PAGE EXTRACT:
◆ ◆ ◆ ◆ ◆ ◆ ◆

The JeM’s leaders are roaming about freely in Pakistan. This is unacceptable. They must be taken to task immediately and there should be a clampdown on other terror organisations as an emergency measure. The Pakistani establishment’s usual answers — ‘we will come to them eventually’ or ‘we are also already fighting them’ — won’t cut ice any more. If Pakistan truly desires peace with India, it needs to play its part honestly. (The Hindu)
Media, Air Crash, Bollywood and Fake News
1. Media: Hours after India’s air strike on Tuesday, journalists started giving “credence to the totally unsubstantiated claim that the strikes killed ‘300’ terrorists,” Aman Sethi, the Editor-in-Chief of HuffPost India, wrote in this brilliant op-ed.
The claim of “300 terrorists” is very useful, as it allows the government’s most vociferous supporters to claim that the government’s response that the deaths in Balakot are several multiples more than the deaths in Pulwama.

◆ ◆ ◆ ◆ ◆ ◆ ◆

RAW DATA:
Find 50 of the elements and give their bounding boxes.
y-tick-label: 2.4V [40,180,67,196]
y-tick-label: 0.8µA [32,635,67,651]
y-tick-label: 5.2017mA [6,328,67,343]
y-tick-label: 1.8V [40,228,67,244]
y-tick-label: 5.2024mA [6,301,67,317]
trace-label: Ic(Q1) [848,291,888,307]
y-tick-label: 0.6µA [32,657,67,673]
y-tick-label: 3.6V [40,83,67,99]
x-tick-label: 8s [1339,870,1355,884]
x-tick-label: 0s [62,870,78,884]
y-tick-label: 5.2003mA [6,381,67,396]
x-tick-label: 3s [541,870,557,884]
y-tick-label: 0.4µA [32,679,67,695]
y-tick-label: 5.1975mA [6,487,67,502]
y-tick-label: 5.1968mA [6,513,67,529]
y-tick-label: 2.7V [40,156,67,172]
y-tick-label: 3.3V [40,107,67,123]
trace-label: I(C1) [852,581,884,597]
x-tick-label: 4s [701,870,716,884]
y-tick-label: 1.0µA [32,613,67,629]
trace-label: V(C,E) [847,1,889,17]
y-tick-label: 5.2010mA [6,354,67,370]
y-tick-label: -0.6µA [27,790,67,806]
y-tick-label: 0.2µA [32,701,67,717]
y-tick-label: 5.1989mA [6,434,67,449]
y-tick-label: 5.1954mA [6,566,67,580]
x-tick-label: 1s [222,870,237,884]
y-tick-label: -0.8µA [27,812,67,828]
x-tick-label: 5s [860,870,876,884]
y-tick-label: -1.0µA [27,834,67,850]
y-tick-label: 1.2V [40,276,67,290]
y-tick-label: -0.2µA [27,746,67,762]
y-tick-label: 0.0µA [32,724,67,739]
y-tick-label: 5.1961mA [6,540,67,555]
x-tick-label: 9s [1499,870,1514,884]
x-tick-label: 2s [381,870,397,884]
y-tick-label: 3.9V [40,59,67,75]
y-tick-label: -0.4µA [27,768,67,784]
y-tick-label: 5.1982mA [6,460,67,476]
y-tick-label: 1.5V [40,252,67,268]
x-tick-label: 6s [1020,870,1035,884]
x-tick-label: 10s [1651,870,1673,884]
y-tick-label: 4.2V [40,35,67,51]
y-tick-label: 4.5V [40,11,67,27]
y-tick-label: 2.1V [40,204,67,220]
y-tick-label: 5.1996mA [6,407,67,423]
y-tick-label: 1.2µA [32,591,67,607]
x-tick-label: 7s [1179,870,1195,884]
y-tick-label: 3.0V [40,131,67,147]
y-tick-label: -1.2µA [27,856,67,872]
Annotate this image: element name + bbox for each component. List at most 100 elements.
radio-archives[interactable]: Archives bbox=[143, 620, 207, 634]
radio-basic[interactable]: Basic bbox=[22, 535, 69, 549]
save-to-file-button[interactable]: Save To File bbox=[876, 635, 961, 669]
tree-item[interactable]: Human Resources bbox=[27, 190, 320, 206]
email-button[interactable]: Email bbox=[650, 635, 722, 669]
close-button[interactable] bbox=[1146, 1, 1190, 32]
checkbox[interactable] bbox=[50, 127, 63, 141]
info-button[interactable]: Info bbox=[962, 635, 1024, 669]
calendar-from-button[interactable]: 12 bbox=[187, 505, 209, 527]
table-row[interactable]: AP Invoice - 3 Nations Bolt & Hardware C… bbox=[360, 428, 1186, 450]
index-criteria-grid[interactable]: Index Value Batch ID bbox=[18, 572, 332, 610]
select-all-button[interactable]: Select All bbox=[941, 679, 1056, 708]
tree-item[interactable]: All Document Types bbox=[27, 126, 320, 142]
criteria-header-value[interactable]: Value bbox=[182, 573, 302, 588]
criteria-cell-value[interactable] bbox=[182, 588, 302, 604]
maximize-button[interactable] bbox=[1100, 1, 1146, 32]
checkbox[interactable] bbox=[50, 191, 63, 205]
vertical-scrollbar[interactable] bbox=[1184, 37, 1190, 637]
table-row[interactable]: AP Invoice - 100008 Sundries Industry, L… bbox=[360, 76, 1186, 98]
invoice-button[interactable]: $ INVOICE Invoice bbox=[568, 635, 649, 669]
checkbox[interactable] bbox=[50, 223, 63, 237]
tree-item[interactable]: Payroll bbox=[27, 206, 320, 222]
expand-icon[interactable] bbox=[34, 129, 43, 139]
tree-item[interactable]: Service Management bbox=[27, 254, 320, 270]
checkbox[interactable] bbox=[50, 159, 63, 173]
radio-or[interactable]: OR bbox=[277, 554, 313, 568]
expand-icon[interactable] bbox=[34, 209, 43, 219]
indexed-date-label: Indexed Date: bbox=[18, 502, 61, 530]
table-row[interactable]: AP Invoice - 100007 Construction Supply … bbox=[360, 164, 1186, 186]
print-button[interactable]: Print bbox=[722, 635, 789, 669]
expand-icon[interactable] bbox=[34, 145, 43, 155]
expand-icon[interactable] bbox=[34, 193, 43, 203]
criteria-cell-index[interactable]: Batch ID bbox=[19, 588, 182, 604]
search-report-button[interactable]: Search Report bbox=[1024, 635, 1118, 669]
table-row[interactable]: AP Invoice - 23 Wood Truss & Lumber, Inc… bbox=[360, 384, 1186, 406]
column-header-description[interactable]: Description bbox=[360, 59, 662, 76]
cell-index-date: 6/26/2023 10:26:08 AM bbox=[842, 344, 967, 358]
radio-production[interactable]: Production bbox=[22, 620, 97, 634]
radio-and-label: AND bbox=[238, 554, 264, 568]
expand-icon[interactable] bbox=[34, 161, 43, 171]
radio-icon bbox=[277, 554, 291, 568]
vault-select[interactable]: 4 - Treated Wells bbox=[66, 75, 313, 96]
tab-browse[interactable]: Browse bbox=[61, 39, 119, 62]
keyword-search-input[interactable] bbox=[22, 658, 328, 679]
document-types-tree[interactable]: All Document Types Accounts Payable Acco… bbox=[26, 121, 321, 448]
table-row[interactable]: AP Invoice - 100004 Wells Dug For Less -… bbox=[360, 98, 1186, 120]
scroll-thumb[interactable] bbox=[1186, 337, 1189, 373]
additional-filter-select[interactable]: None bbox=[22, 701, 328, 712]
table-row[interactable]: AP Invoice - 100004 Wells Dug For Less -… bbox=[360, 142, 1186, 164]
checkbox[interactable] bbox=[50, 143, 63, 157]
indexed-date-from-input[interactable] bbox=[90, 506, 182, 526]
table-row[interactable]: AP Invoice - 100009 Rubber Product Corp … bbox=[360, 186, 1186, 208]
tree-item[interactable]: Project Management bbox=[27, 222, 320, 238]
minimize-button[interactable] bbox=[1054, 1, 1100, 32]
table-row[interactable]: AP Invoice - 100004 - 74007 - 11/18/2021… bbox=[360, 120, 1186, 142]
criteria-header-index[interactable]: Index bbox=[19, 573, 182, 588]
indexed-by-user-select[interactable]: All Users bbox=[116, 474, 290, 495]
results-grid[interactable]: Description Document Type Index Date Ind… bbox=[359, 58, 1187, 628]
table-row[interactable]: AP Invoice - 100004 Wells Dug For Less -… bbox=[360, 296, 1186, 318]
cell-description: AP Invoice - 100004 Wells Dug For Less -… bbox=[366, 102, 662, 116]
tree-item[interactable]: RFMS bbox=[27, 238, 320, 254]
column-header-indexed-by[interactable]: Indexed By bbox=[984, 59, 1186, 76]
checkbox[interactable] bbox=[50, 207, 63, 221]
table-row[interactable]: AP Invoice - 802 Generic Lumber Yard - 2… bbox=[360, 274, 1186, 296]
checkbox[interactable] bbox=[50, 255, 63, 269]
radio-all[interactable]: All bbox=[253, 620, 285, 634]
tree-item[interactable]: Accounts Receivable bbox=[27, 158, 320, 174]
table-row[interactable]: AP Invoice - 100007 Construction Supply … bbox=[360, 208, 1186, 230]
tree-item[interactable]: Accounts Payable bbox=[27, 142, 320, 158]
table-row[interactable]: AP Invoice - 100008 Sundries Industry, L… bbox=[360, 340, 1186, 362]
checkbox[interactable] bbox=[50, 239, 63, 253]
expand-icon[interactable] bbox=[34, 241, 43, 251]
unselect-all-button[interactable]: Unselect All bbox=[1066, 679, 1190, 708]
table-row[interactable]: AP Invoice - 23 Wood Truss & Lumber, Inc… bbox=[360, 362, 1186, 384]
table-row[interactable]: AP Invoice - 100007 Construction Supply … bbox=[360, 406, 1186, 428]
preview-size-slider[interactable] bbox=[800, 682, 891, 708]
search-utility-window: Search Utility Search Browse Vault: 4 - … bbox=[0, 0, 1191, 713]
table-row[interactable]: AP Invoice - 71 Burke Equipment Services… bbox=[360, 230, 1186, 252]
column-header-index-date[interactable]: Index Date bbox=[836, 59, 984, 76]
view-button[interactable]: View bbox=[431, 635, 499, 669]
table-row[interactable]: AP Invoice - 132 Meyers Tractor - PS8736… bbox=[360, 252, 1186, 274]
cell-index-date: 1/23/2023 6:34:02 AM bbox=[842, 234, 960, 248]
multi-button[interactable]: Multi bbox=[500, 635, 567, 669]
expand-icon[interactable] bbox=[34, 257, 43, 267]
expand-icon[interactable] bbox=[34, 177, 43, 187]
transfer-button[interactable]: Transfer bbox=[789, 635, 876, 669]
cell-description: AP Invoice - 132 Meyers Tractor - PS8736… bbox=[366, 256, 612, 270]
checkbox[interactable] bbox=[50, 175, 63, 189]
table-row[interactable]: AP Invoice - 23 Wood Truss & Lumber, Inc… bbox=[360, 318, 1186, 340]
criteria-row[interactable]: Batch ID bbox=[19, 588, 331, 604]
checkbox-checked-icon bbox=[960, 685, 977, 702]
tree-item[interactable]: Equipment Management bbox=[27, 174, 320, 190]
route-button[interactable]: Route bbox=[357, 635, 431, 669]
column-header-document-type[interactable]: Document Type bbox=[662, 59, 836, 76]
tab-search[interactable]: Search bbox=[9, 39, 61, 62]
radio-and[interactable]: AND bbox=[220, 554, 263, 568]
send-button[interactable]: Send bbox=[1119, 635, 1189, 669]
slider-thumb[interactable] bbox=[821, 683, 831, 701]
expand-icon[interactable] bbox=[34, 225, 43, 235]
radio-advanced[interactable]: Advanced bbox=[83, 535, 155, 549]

◆ ◆ ◆ ◆ ◆ ◆ ◆

TASK REQUIREMENTS: Please say what position Aman Sethi holds, according to the news extract above.

ANSWER SPACE: He is the Editor-in-Chief of HuffPost India.